Gather the lines below that include the string "egenskaper", copying each in full.

**Collection entries:**
::::

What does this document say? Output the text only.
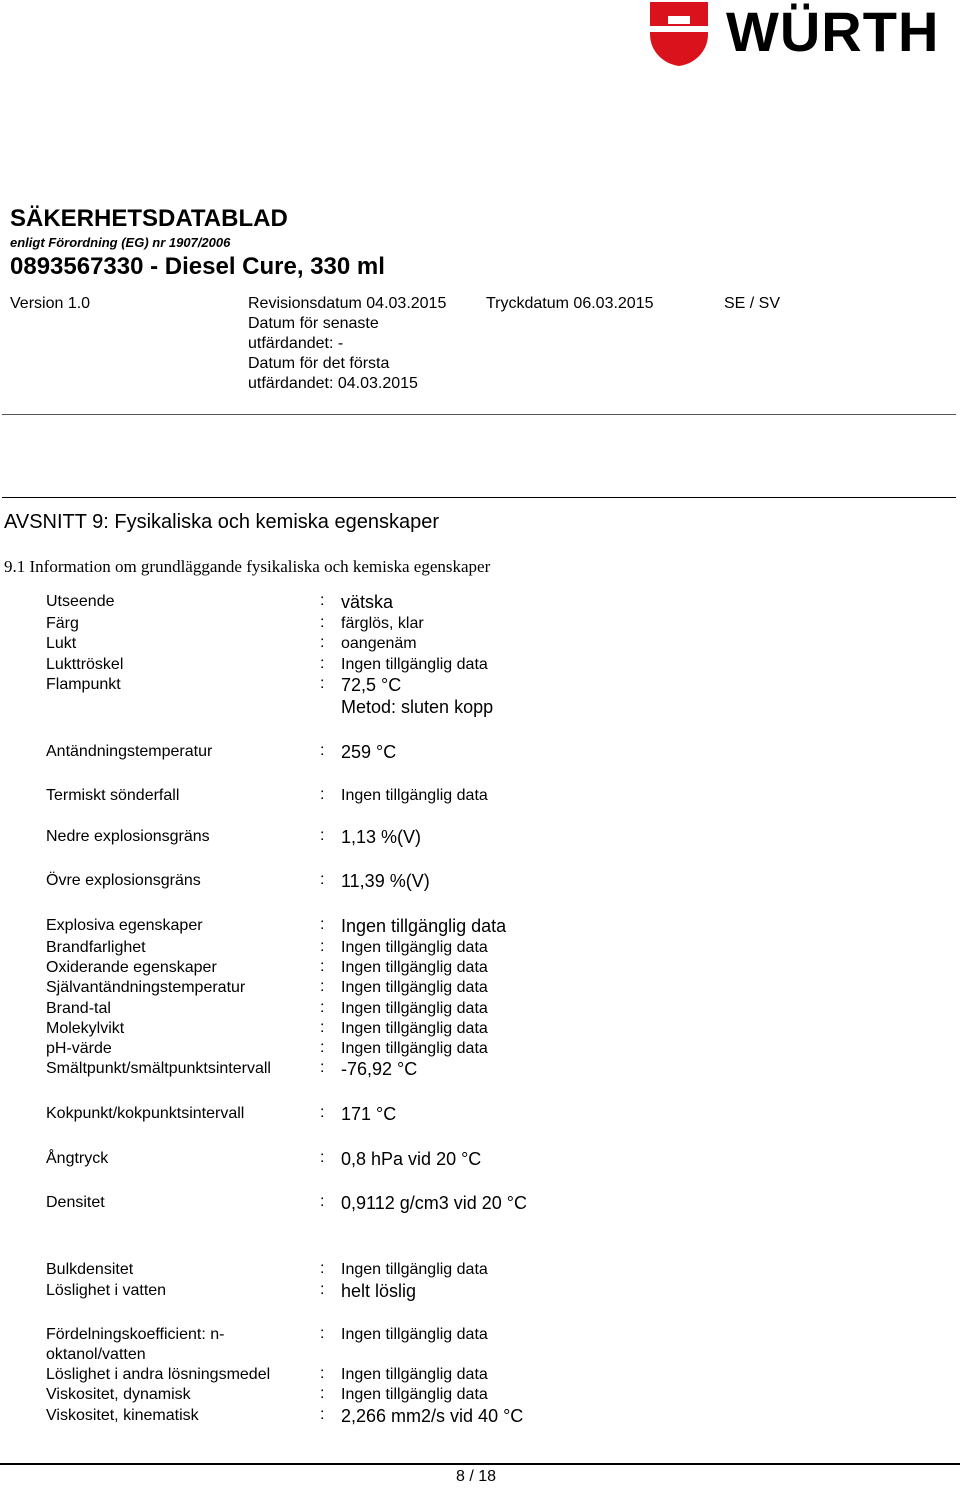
WÜRTH
SÄKERHETSDATABLAD
enligt Förordning (EG) nr 1907/2006
0893567330 - Diesel Cure, 330 ml
Version 1.0	Revisionsdatum 04.03.2015
Datum för senaste
utfärdandet: -
Datum för det första
utfärdandet: 04.03.2015
Tryckdatum 06.03.2015	SE / SV
AVSNITT 9: Fysikaliska och kemiska egenskaper
9.1 Information om grundläggande fysikaliska och kemiska egenskaper
Utseende	: vätska
Färg	: färglös, klar
Lukt	: oangenäm
Lukttröskel	: Ingen tillgänglig data
Flampunkt	: 72,5 °C
Metod: sluten kopp
Antändningstemperatur	: 259 °C
Termiskt sönderfall	: Ingen tillgänglig data
Nedre explosionsgräns	: 1,13 %(V)
Övre explosionsgräns	: 11,39 %(V)
Explosiva egenskaper	: Ingen tillgänglig data
Brandfarlighet	: Ingen tillgänglig data
Oxiderande egenskaper	: Ingen tillgänglig data
Självantändningstemperatur	: Ingen tillgänglig data
Brand-tal	: Ingen tillgänglig data
Molekylvikt	: Ingen tillgänglig data
pH-värde	: Ingen tillgänglig data
Smältpunkt/smältpunktsintervall	: -76,92 °C
Kokpunkt/kokpunktsintervall	: 171 °C
Ångtryck	: 0,8 hPa vid 20 °C
Densitet	: 0,9112 g/cm3 vid 20 °C
Bulkdensitet	: Ingen tillgänglig data
Löslighet i vatten	: helt löslig
Fördelningskoefficient: n-
oktanol/vatten
: Ingen tillgänglig data
Löslighet i andra lösningsmedel	: Ingen tillgänglig data
Viskositet, dynamisk	: Ingen tillgänglig data
Viskositet, kinematisk	: 2,266 mm2/s vid 40 °C
8 / 18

::::

**Exercise output:**
AVSNITT 9: Fysikaliska och kemiska egenskaper
9.1 Information om grundläggande fysikaliska och kemiska egenskaper
Explosiva egenskaper	: Ingen tillgänglig data
Oxiderande egenskaper	: Ingen tillgänglig data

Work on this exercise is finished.